WORK INSTRUCTIONS:
Find all lines in the listing that include the word "this", then copy them.

Data excerpts:
━━━━━━━━━━━━━━━━━━━━━━━━━━━━━━

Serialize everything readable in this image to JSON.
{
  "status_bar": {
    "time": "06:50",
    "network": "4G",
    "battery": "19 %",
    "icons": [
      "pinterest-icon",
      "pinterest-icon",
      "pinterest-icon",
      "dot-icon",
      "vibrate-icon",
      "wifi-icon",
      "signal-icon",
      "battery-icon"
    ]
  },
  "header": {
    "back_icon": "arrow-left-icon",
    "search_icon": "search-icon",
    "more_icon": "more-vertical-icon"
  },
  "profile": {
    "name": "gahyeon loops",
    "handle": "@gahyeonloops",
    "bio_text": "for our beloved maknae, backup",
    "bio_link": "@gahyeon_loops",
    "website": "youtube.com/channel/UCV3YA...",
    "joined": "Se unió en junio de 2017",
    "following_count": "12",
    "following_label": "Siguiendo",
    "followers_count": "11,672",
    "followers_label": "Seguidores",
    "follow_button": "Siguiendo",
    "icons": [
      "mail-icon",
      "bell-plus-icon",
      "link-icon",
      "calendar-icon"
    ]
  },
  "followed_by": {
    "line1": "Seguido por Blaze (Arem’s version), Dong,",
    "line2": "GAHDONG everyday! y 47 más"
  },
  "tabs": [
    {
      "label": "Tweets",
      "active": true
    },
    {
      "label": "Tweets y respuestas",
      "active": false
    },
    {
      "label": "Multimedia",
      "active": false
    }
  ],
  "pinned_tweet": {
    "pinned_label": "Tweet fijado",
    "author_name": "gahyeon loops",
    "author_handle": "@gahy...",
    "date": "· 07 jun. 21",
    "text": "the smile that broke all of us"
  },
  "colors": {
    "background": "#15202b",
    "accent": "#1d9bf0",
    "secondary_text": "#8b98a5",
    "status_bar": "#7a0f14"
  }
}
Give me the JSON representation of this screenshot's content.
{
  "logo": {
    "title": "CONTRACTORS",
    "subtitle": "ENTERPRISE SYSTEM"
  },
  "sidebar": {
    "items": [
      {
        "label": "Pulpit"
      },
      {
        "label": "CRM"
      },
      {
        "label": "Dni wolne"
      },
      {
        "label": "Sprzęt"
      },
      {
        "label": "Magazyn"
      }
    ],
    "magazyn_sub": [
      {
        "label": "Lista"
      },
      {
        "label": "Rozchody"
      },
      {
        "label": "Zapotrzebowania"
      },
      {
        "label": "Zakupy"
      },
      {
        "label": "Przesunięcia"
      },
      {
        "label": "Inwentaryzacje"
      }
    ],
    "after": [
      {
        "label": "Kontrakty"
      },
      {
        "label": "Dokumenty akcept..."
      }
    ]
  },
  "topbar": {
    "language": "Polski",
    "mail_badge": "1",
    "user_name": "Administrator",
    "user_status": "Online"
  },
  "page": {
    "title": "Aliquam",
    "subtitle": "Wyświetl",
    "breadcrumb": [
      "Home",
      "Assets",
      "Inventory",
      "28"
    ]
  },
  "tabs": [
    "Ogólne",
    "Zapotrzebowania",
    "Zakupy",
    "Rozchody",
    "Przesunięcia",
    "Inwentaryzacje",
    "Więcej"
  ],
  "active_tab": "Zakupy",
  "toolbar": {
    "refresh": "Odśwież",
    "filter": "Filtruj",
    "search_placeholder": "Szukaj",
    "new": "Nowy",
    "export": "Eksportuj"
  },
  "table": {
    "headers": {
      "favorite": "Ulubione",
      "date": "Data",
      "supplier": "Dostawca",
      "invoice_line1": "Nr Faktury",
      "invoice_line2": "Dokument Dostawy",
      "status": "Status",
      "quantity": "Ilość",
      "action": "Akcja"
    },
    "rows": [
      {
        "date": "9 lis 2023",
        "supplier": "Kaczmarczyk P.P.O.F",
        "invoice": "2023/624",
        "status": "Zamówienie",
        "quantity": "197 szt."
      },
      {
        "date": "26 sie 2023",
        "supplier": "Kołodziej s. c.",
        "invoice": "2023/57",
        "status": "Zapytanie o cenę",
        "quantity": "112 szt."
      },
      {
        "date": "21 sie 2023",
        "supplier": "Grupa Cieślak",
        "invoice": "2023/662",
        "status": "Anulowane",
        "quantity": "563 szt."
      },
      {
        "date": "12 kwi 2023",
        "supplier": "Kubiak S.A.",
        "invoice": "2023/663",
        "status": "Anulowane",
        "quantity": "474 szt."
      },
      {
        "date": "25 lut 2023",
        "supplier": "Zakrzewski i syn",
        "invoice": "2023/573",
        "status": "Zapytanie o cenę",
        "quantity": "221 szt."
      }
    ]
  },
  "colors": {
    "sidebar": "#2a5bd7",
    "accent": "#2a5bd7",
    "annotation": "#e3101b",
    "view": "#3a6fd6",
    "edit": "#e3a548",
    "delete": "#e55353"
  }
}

━━━━━━━━━━━━━━━━━━━━━━━━━━━━━━

TASK OUTPUT:
Serialize everything readable in this image to JSON.
Give me the JSON representation of this screenshot's content.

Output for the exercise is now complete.